**What you will do:**
[A] From the CarKey article below, copy the stretch from "Whether the screenshots" through "less about polish." word for word.
[B] Carry on the CarKey article below from its last sentence.

**Text segment:**
A set of questionable screenshots shared on Twitter this week supposedly show off Apple's so-called "CarKey" feature for iOS, potentially offering a first look at the digital key that will ostensibly let users control vehicle systems with their iPhone and Apple Watch.
A trio of screenshots from "DongleBookPro," captured on an iPhone running an unknown version of iOS, apparently demonstrates the feature with a key tied to a BMW i8.
It appears that digital keys are stored in the Wallet app, with enrolled cars listed as browsable cards. Tapping on a car's avatar brings up a screen that displays stored vehicle information, a digital key's issuer, an option to enable Express Mode, sharing settings and an option to remove the key from Wallet.
Much like HomeKit or other smart home locks, users can apparently share their CarKey with another iPhone owner. According to a third screenshot, access can be restricted to specific subsystems like door locks, trunk locks and a car's ignition. Support for other variables may exist. For example, some cars with wireless key fobs integrate safety driving modes that limit a driver's speed and other mechanical settings.
Express Mode, like Wallet's Express Transit feature, automatically enable CarKey without requiring authentication with Face ID, Touch ID or a passcode. In theory, this feature would allow users to simply walk up to their car, unlock and start it without pulling a device from their purse or pants. If the mode works similarly to Express Transit, the digital key might also work when an iPhone's battery is depleted.
Whether the screenshots are legitimate is unclear, as abnormalities suggest the images were manipulated. For example, the definition of Express Mode specifically mentions "Express Cards," while wording and text spacing on the "Set CarKey Access Type" screen is awkward. That said, early iOS software builds are more about functionality and less about polish.

**Supplied data:**
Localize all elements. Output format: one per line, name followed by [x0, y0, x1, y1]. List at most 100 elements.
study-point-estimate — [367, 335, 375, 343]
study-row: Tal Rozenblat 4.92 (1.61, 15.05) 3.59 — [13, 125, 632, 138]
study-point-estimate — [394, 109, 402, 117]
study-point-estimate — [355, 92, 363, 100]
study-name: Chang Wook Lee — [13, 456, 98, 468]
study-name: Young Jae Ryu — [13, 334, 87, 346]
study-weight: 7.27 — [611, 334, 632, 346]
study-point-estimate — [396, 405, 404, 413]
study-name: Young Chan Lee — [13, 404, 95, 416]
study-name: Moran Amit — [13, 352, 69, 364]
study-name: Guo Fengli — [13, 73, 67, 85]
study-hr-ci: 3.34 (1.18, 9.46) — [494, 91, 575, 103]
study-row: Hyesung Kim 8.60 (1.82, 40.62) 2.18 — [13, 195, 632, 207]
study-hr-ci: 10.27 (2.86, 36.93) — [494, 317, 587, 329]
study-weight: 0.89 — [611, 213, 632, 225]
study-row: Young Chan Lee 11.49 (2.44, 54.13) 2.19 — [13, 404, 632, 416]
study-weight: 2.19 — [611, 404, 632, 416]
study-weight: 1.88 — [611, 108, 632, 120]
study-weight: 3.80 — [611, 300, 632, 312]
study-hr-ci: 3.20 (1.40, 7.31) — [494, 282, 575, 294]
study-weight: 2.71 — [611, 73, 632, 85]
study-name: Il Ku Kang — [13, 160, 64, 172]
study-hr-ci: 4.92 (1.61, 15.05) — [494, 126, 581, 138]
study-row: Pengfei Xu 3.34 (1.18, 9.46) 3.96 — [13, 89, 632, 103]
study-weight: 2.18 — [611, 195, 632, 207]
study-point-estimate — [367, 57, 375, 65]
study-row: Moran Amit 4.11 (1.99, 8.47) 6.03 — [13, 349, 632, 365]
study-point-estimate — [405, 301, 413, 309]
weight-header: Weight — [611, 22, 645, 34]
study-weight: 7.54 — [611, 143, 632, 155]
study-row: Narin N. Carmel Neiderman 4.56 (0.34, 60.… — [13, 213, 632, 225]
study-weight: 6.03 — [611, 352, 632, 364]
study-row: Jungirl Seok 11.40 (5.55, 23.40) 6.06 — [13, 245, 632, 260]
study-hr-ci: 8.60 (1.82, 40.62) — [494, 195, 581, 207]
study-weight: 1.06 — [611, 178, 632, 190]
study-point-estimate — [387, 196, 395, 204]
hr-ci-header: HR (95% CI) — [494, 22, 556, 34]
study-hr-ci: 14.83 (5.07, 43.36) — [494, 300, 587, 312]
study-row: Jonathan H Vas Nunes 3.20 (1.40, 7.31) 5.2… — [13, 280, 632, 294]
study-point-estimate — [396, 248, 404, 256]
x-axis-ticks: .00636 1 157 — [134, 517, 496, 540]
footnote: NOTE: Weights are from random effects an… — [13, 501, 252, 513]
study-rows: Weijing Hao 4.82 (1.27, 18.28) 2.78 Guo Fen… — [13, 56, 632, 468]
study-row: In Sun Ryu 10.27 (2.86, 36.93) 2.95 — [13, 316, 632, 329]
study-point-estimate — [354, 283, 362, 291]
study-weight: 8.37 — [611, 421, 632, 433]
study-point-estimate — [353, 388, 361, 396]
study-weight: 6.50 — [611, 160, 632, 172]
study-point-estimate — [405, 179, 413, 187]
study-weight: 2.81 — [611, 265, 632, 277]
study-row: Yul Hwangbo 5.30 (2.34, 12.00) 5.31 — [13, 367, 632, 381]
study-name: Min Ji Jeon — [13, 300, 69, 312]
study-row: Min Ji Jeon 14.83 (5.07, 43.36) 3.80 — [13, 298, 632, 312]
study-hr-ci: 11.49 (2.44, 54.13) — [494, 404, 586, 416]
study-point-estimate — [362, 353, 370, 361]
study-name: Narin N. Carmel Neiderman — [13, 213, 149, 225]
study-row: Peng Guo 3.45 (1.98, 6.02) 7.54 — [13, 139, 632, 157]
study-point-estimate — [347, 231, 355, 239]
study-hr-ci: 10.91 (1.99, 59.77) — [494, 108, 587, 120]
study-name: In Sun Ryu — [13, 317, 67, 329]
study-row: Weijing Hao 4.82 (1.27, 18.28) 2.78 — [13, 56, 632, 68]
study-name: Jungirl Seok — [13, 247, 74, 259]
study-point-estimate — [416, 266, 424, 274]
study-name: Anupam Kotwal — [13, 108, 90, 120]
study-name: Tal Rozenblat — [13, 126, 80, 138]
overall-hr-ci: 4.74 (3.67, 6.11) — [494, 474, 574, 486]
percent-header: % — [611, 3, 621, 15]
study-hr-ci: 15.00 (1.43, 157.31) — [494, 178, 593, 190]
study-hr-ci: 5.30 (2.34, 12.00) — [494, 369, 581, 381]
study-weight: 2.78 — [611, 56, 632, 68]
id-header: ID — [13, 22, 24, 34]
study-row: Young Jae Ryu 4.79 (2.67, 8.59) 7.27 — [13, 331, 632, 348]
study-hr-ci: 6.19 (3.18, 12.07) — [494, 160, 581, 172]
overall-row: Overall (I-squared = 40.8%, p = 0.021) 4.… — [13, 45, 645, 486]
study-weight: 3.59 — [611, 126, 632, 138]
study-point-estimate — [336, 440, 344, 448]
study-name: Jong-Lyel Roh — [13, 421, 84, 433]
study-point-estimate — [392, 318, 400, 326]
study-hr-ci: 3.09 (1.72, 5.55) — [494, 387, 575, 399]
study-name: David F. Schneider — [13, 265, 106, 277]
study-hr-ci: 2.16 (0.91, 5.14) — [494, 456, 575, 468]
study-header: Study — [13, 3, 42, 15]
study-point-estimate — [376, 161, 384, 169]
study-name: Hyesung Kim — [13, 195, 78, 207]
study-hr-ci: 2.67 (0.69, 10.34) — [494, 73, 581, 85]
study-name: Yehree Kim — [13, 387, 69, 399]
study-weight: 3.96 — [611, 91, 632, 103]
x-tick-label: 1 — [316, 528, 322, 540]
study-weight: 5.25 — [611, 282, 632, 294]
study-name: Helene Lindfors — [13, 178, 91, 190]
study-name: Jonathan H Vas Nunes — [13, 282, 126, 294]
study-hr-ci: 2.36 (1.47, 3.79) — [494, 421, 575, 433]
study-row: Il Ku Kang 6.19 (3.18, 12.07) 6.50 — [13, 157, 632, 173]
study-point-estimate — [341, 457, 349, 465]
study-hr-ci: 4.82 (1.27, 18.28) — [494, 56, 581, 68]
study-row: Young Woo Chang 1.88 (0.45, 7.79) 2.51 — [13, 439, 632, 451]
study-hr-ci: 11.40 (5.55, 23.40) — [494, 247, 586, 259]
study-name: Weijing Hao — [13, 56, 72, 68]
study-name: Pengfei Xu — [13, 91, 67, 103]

**Results in order:**
[A]
Whether the screenshots are legitimate is unclear, as abnormalities suggest the images were manipulated. For example, the definition of Express Mode specifically mentions "Express Cards," while wording and text spacing on the "Set CarKey Access Type" screen is awkward. That said, early iOS software builds are more about functionality and less about polish.

[B]
The screenshots jibe with a report this week that, citing code from a leaked version of iOS 14, claimed BMW would be among the first carmakers to utilize CarKey if and when it debuts in a future version of iOS.
Apple's proprietary CarKey technology was initially discovered in an early iOS 13.4 beta in February. The feature failed to debut with the update's release on Tuesday. Beyond the API's existence, not much is known about the initiative. Reports indicate the system leverages NFC hardware on iPhone, and potentially Apple Watch, to communicate with a car's onboard computer to unlock, lock and start a vehicle.
The Cupertino tech giant has been investigating digital car key systems for years and in 2018 filed a patent application describing methods by which an iPhone can securely control a car's subsystems. Another patent, issued in November, detailed a solution that integrates Bluetooth and Ultra Wideband connectivity to determine a device's relative location before exchanging cryptographic keys with a target vehicle.
Apple is also a member of the Car Connectivity Consortium, an automotive industry group focusing on the development and integration of universal digital key technologies. The CCC is currently working toward Digital Key Release 3.0, a system that taps Bluetooth Low Energy and UWB technology to deliver passive, location-aware keyless access to smartphones and other mobile equipment.